##### Task material

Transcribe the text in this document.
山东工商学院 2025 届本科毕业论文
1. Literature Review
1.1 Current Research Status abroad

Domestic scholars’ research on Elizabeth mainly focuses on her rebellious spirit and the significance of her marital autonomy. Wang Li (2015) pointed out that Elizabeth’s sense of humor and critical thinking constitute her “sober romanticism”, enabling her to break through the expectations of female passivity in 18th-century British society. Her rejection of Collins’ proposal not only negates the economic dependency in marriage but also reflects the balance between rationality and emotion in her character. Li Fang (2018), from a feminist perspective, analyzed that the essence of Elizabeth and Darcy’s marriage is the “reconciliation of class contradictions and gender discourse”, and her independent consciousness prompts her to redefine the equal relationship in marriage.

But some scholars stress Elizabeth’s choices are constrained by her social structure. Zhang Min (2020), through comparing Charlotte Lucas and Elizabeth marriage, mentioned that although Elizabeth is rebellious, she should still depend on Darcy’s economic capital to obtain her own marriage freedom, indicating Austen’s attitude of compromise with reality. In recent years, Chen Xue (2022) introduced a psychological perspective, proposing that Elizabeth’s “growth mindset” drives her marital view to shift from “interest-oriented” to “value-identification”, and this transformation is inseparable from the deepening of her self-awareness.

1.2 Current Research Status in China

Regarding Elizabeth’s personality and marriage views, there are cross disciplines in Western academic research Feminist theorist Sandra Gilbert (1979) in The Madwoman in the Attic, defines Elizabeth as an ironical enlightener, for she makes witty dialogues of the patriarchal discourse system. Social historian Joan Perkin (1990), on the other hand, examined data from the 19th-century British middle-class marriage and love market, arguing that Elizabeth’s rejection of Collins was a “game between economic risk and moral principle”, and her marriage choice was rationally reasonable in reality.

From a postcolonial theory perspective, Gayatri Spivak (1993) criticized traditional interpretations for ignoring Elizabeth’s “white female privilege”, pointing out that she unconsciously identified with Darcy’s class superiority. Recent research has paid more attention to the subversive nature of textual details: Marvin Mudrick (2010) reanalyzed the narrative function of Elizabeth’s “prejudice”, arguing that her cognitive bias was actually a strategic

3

##########

* [Work required]
Each entry above is to be set down again in exactly the same words.

* [Reply]
Transcribe the text in this document.
山东工商学院 2025 届本科毕业论文
1. Literature Review
1.1 Current Research Status abroad

Domestic scholars’ research on Elizabeth mainly focuses on her rebellious spirit and the significance of her marital autonomy. Wang Li (2015) pointed out that Elizabeth’s sense of humor and critical thinking constitute her “sober romanticism”, enabling her to break through the expectations of female passivity in 18th-century British society. Her rejection of Collins’ proposal not only negates the economic dependency in marriage but also reflects the balance between rationality and emotion in her character. Li Fang (2018), from a feminist perspective, analyzed that the essence of Elizabeth and Darcy’s marriage is the “reconciliation of class contradictions and gender discourse”, and her independent consciousness prompts her to redefine the equal relationship in marriage.

But some scholars stress Elizabeth’s choices are constrained by her social structure. Zhang Min (2020), through comparing Charlotte Lucas and Elizabeth marriage, mentioned that although Elizabeth is rebellious, she should still depend on Darcy’s economic capital to obtain her own marriage freedom, indicating Austen’s attitude of compromise with reality. In recent years, Chen Xue (2022) introduced a psychological perspective, proposing that Elizabeth’s “growth mindset” drives her marital view to shift from “interest-oriented” to “value-identification”, and this transformation is inseparable from the deepening of her self-awareness.

1.2 Current Research Status in China

Regarding Elizabeth’s personality and marriage views, there are cross disciplines in Western academic research Feminist theorist Sandra Gilbert (1979) in The Madwoman in the Attic, defines Elizabeth as an ironical enlightener, for she makes witty dialogues of the patriarchal discourse system. Social historian Joan Perkin (1990), on the other hand, examined data from the 19th-century British middle-class marriage and love market, arguing that Elizabeth’s rejection of Collins was a “game between economic risk and moral principle”, and her marriage choice was rationally reasonable in reality.

From a postcolonial theory perspective, Gayatri Spivak (1993) criticized traditional interpretations for ignoring Elizabeth’s “white female privilege”, pointing out that she unconsciously identified with Darcy’s class superiority. Recent research has paid more attention to the subversive nature of textual details: Marvin Mudrick (2010) reanalyzed the narrative function of Elizabeth’s “prejudice”, arguing that her cognitive bias was actually a strategic

3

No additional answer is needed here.